# STATED PROBLEM
Look through the listing for the word "section". Copy each line that has it.

Records from a collection
------------------------------

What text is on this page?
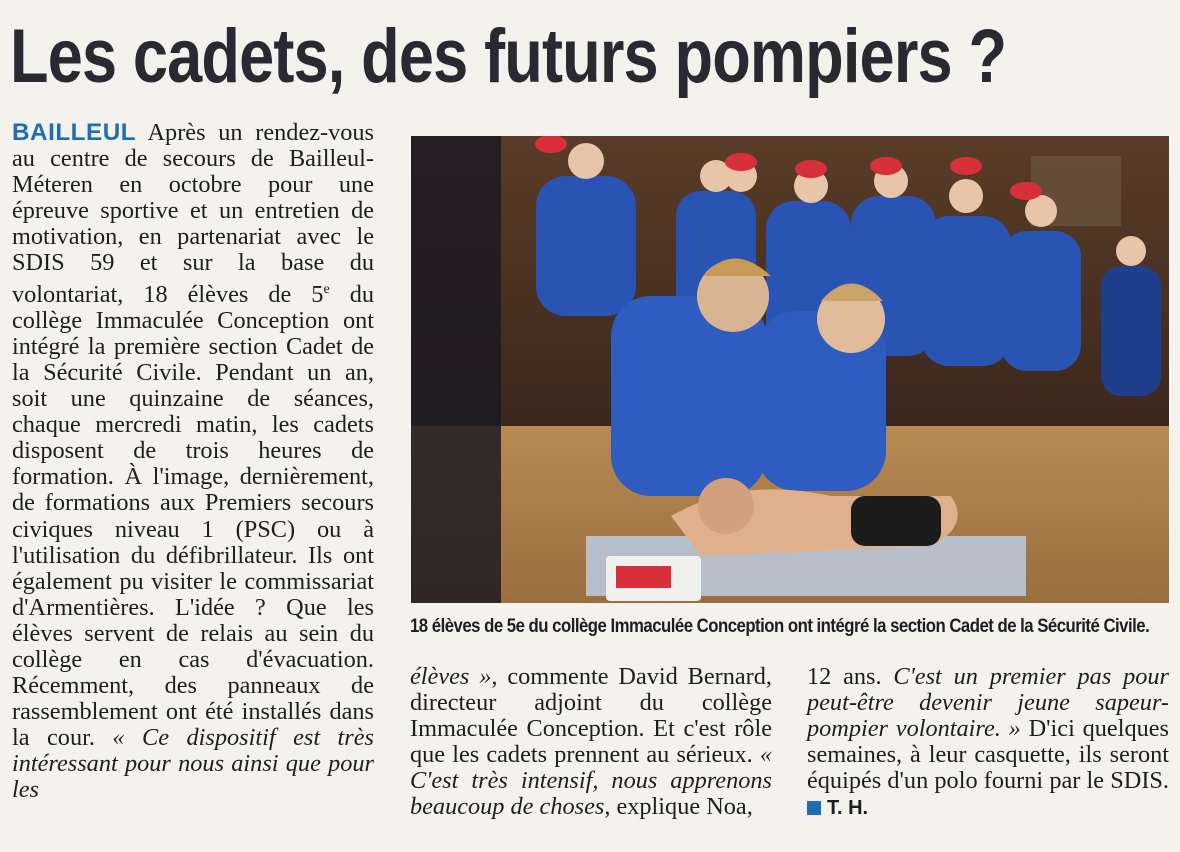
Les cadets, des futurs pompiers ?

BAILLEUL Après un rendez-vous au centre de secours de Bailleul-Méteren en octobre pour une épreuve sportive et un entretien de motivation, en partenariat avec le SDIS 59 et sur la base du volontariat, 18 élèves de 5e du collège Immaculée Conception ont intégré la première section Cadet de la Sécurité Civile. Pendant un an, soit une quinzaine de séances, chaque mercredi matin, les cadets disposent de trois heures de formation. À l'image, dernièrement, de formations aux Premiers secours civiques niveau 1 (PSC) ou à l'utilisation du défibrillateur. Ils ont également pu visiter le commissariat d'Armentières. L'idée ? Que les élèves servent de relais au sein du collège en cas d'évacuation. Récemment, des panneaux de rassemblement ont été installés dans la cour. « Ce dispositif est très intéressant pour nous ainsi que pour les

18 élèves de 5e du collège Immaculée Conception ont intégré la section Cadet de la Sécurité Civile.

élèves », commente David Bernard, directeur adjoint du collège Immaculée Conception. Et c'est rôle que les cadets prennent au sérieux. « C'est très intensif, nous apprenons beaucoup de choses, explique Noa,

12 ans. C'est un premier pas pour peut-être devenir jeune sapeur-pompier volontaire. » D'ici quelques semaines, à leur casquette, ils seront équipés d'un polo fourni par le SDIS. T. H.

------------------------------

# EXERCISE OUTPUT
BAILLEUL Après un rendez-vous au centre de secours de Bailleul-Méteren en octobre pour une épreuve sportive et un entretien de motivation, en partenariat avec le SDIS 59 et sur la base du volontariat, 18 élèves de 5e du collège Immaculée Conception ont intégré la première section Cadet de la Sécurité Civile. Pendant un an, soit une quinzaine de séances, chaque mercredi matin, les cadets disposent de trois heures de formation. À l'image, dernièrement, de formations aux Premiers secours civiques niveau 1 (PSC) ou à l'utilisation du défibrillateur. Ils ont également pu visiter le commissariat d'Armentières. L'idée ? Que les élèves servent de relais au sein du collège en cas d'évacuation. Récemment, des panneaux de rassemblement ont été installés dans la cour. « Ce dispositif est très intéressant pour nous ainsi que pour les
18 élèves de 5e du collège Immaculée Conception ont intégré la section Cadet de la Sécurité Civile.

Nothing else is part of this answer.